======== DATA TO PROCESS

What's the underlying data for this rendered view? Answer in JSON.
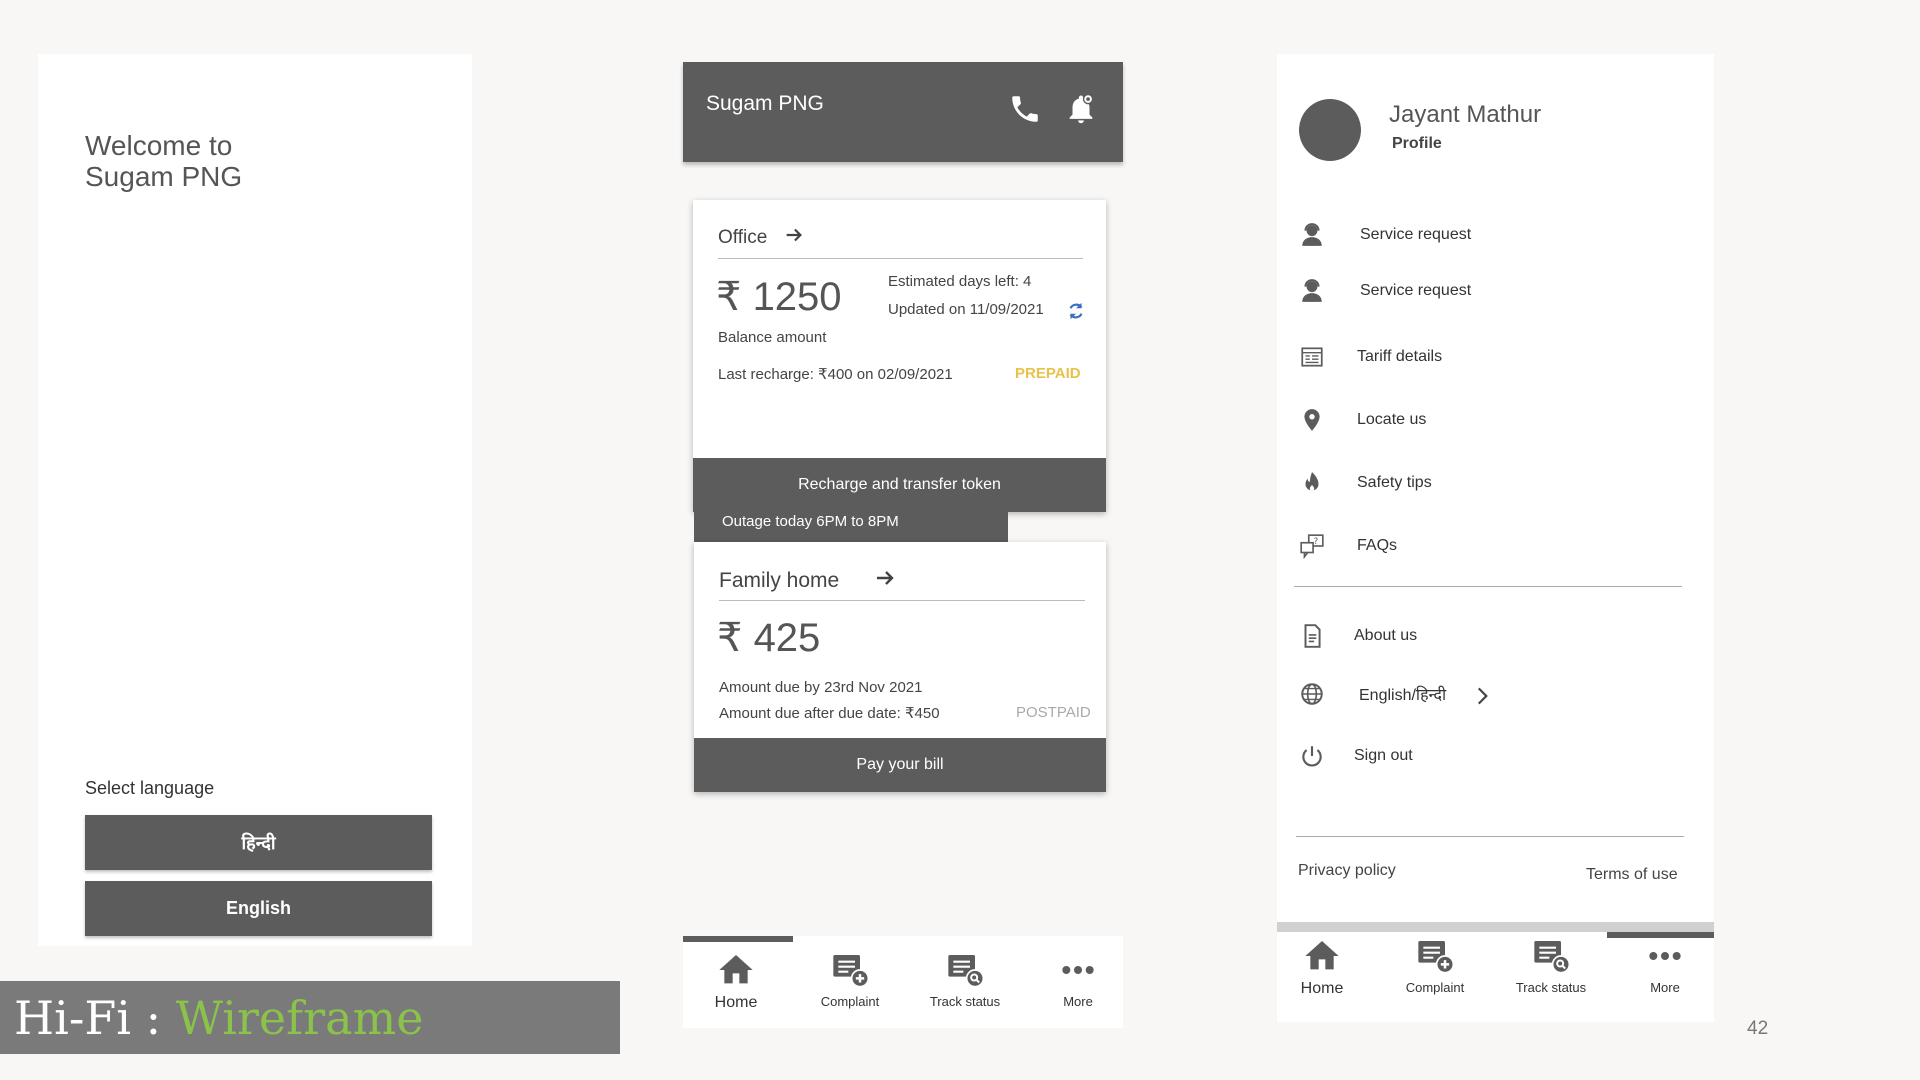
{
  "welcome_screen": {
    "welcome_line1": "Welcome to",
    "welcome_line2": "Sugam PNG",
    "select_language_label": "Select language",
    "hindi_button": "हिन्दी",
    "english_button": "English"
  },
  "banner": {
    "prefix": "Hi-Fi : ",
    "accent": "Wireframe",
    "accent_color": "#8bc34a"
  },
  "home_screen": {
    "app_title": "Sugam PNG",
    "call_icon": "phone-icon",
    "notification_icon": "bell-icon",
    "office_card": {
      "title": "Office",
      "amount": "₹ 1250",
      "amount_caption": "Balance amount",
      "estimated_days": "Estimated days left: 4",
      "updated_on": "Updated on 11/09/2021",
      "last_recharge": "Last recharge: ₹400 on 02/09/2021",
      "tag": "PREPAID",
      "tag_color": "#e8c24a",
      "button": "Recharge and transfer token"
    },
    "outage_notice": "Outage today 6PM to 8PM",
    "family_card": {
      "title": "Family home",
      "amount": "₹ 425",
      "due_by": "Amount due by 23rd Nov 2021",
      "due_after": "Amount due after due date: ₹450",
      "tag": "POSTPAID",
      "tag_color": "#aaaaaa",
      "button": "Pay your bill"
    },
    "bottom_nav": [
      {
        "label": "Home",
        "icon": "home-icon",
        "active": true
      },
      {
        "label": "Complaint",
        "icon": "complaint-icon"
      },
      {
        "label": "Track status",
        "icon": "track-status-icon"
      },
      {
        "label": "More",
        "icon": "more-icon"
      }
    ]
  },
  "menu_screen": {
    "profile_name": "Jayant Mathur",
    "profile_link": "Profile",
    "items": [
      {
        "label": "Service request",
        "icon": "user-headset-icon"
      },
      {
        "label": "Service request",
        "icon": "user-headset-icon"
      },
      {
        "label": "Tariff details",
        "icon": "tariff-icon"
      },
      {
        "label": "Locate us",
        "icon": "location-pin-icon"
      },
      {
        "label": "Safety tips",
        "icon": "flame-icon"
      },
      {
        "label": "FAQs",
        "icon": "faq-icon"
      },
      {
        "label": "About us",
        "icon": "document-icon"
      },
      {
        "label": "English/हिन्दी",
        "icon": "globe-icon"
      },
      {
        "label": "Sign out",
        "icon": "power-icon"
      }
    ],
    "privacy_policy": "Privacy policy",
    "terms_of_use": "Terms of use",
    "bottom_nav": [
      {
        "label": "Home",
        "icon": "home-icon",
        "active": true
      },
      {
        "label": "Complaint",
        "icon": "complaint-icon"
      },
      {
        "label": "Track status",
        "icon": "track-status-icon"
      },
      {
        "label": "More",
        "icon": "more-icon",
        "selected": true
      }
    ]
  },
  "page_number": "42"
}
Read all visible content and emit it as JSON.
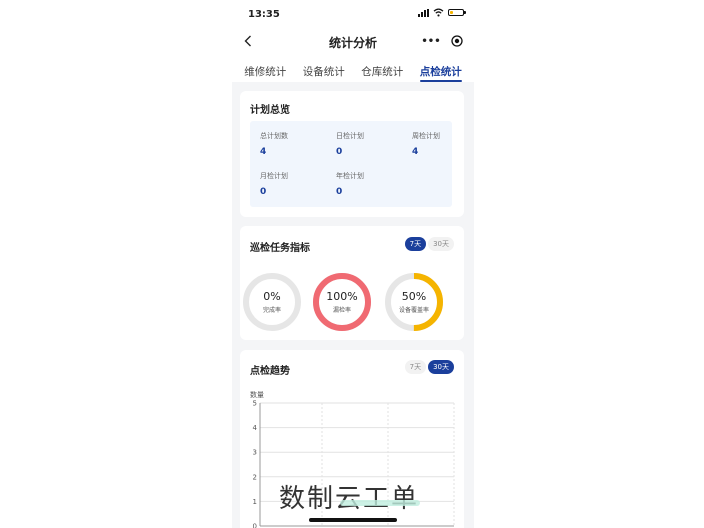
{
  "status": {
    "time": "13:35"
  },
  "nav": {
    "title": "统计分析",
    "more": "•••"
  },
  "tabs": [
    {
      "label": "维修统计",
      "active": false
    },
    {
      "label": "设备统计",
      "active": false
    },
    {
      "label": "仓库统计",
      "active": false
    },
    {
      "label": "点检统计",
      "active": true
    }
  ],
  "plan": {
    "title": "计划总览",
    "items": [
      {
        "label": "总计划数",
        "value": "4"
      },
      {
        "label": "日检计划",
        "value": "0"
      },
      {
        "label": "周检计划",
        "value": "4"
      },
      {
        "label": "月检计划",
        "value": "0"
      },
      {
        "label": "年检计划",
        "value": "0"
      }
    ]
  },
  "task": {
    "title": "巡检任务指标",
    "toggle": [
      "7天",
      "30天"
    ],
    "active": "7天",
    "rings": [
      {
        "pct": "0%",
        "label": "完成率",
        "value": 0,
        "color": "#e6e6e6"
      },
      {
        "pct": "100%",
        "label": "漏检率",
        "value": 1,
        "color": "#f06a72"
      },
      {
        "pct": "50%",
        "label": "设备覆盖率",
        "value": 0.5,
        "color": "#f5b400"
      }
    ]
  },
  "trend": {
    "title": "点检趋势",
    "toggle": [
      "7天",
      "30天"
    ],
    "active": "30天"
  },
  "chart_data": {
    "type": "line",
    "ylabel": "数量",
    "ylim": [
      0,
      5
    ],
    "yticks": [
      "5",
      "4",
      "3",
      "2",
      "1",
      "0"
    ],
    "series": []
  },
  "watermark": "数制云工单"
}
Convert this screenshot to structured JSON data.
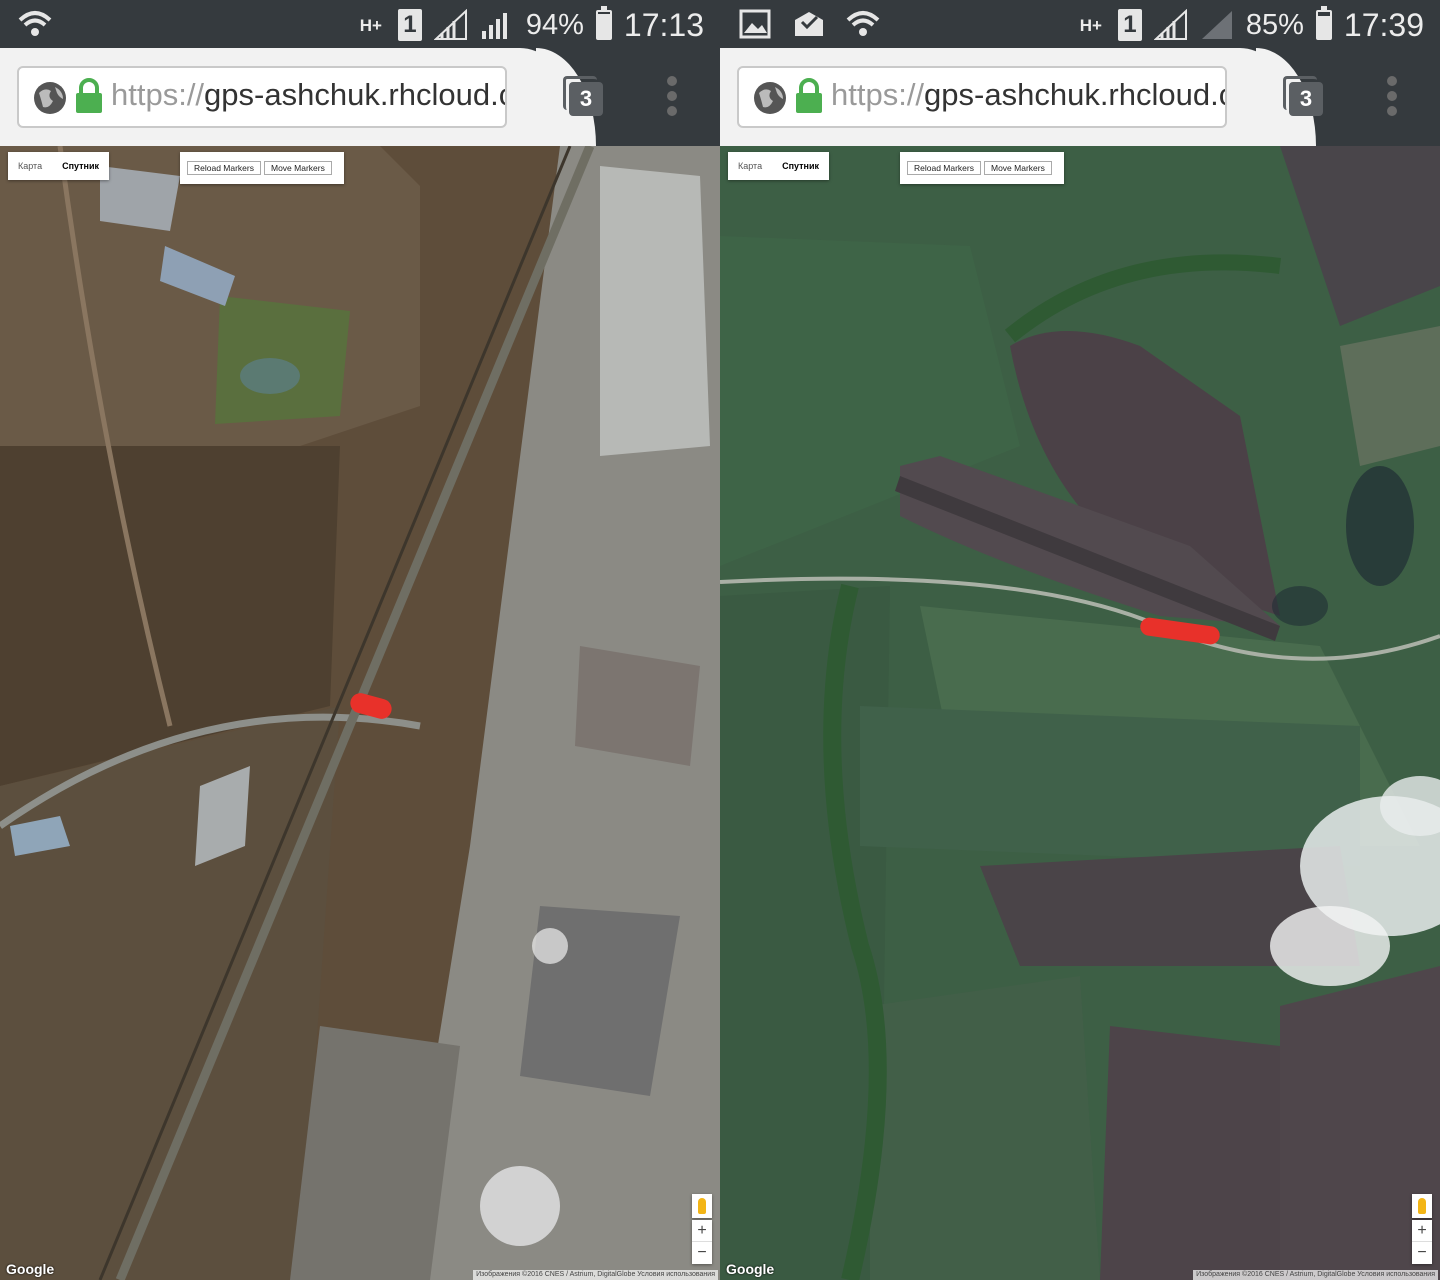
{
  "screens": [
    {
      "status": {
        "battery": "94%",
        "time": "17:13",
        "network": "H+",
        "sim": "1",
        "battery_level": 0.94
      },
      "browser": {
        "url_scheme": "https://",
        "url_host": "gps-ashchuk.rhcloud.c",
        "tab_count": "3"
      },
      "map": {
        "type_tabs": [
          "Карта",
          "Спутник"
        ],
        "active_type": "Спутник",
        "buttons": {
          "reload": "Reload Markers",
          "move": "Move Markers"
        },
        "zoom_in": "+",
        "zoom_out": "−",
        "logo": "Google",
        "attribution": "Изображения ©2016 CNES / Astrium, DigitalGlobe   Условия использования"
      }
    },
    {
      "status": {
        "battery": "85%",
        "time": "17:39",
        "network": "H+",
        "sim": "1",
        "battery_level": 0.85
      },
      "browser": {
        "url_scheme": "https://",
        "url_host": "gps-ashchuk.rhcloud.c",
        "tab_count": "3"
      },
      "map": {
        "type_tabs": [
          "Карта",
          "Спутник"
        ],
        "active_type": "Спутник",
        "buttons": {
          "reload": "Reload Markers",
          "move": "Move Markers"
        },
        "zoom_in": "+",
        "zoom_out": "−",
        "logo": "Google",
        "attribution": "Изображения ©2016 CNES / Astrium, DigitalGlobe   Условия использования"
      }
    }
  ],
  "colors": {
    "status_bar": "#353a3e",
    "marker": "#e8312a",
    "lock": "#4caf50"
  }
}
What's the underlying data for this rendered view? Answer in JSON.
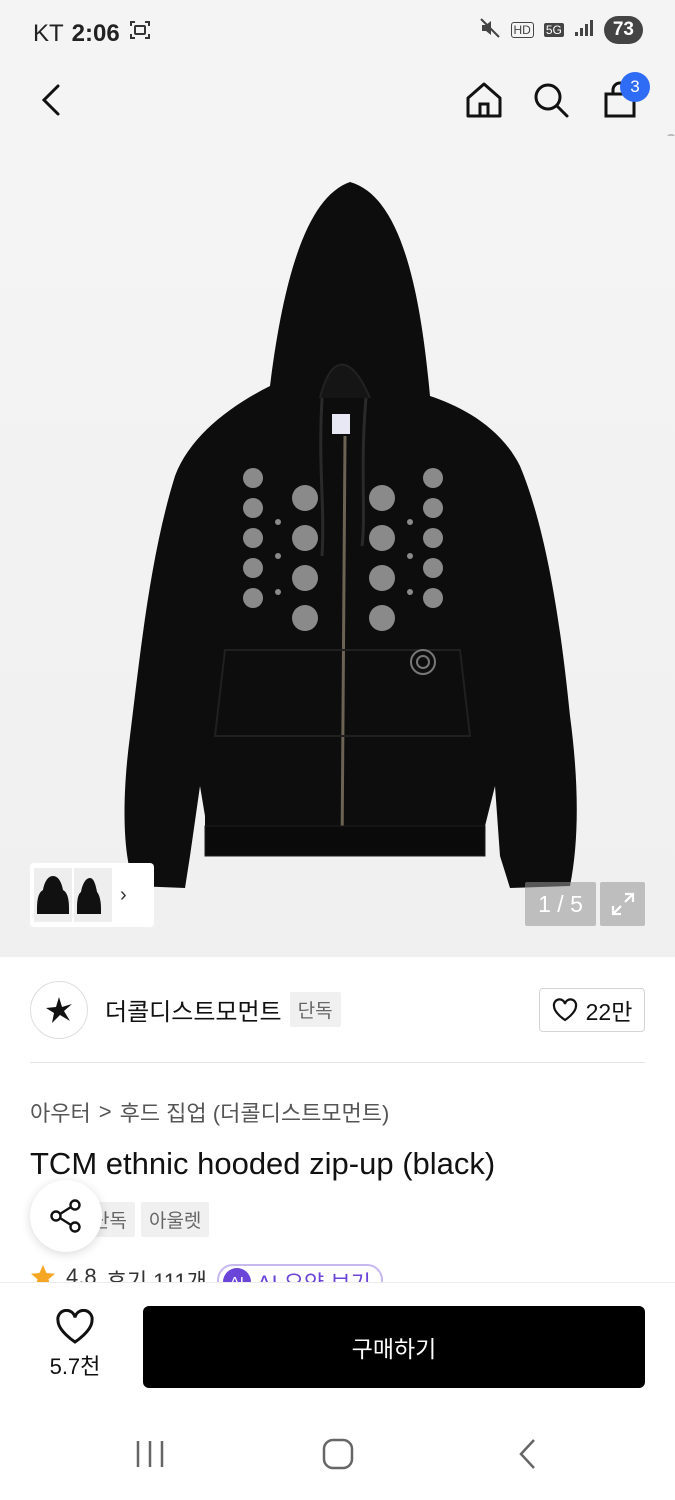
{
  "status_bar": {
    "carrier": "KT",
    "time": "2:06",
    "network": "5G",
    "hd": "HD",
    "battery": "73"
  },
  "header": {
    "cart_count": "3"
  },
  "gallery": {
    "counter": "1 / 5",
    "thumbnail_arrow": "›"
  },
  "brand": {
    "name": "더콜디스트모먼트",
    "tag": "단독",
    "like_count": "22만"
  },
  "product": {
    "breadcrumb": [
      "아우터",
      "후드 집업 (더콜디스트모먼트)"
    ],
    "breadcrumb_sep": ">",
    "title": "TCM ethnic hooded zip-up (black)",
    "tags": [
      "단독",
      "아울렛"
    ],
    "rating": "4.8",
    "reviews": "후기 111개",
    "ai_label": "AI",
    "ai_summary": "AI 요약 보기"
  },
  "action_bar": {
    "wish_count": "5.7천",
    "buy_label": "구매하기"
  },
  "colors": {
    "accent": "#2f6cf5",
    "ai_purple": "#6b45d8",
    "primary_button": "#000000"
  }
}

================

WORK INSTRUCTIONS: Which lines above contain "Sugam"? Show each of them.

WRITTEN SOLUTION:
    "welcome_line2": "Sugam PNG",
    "app_title": "Sugam PNG",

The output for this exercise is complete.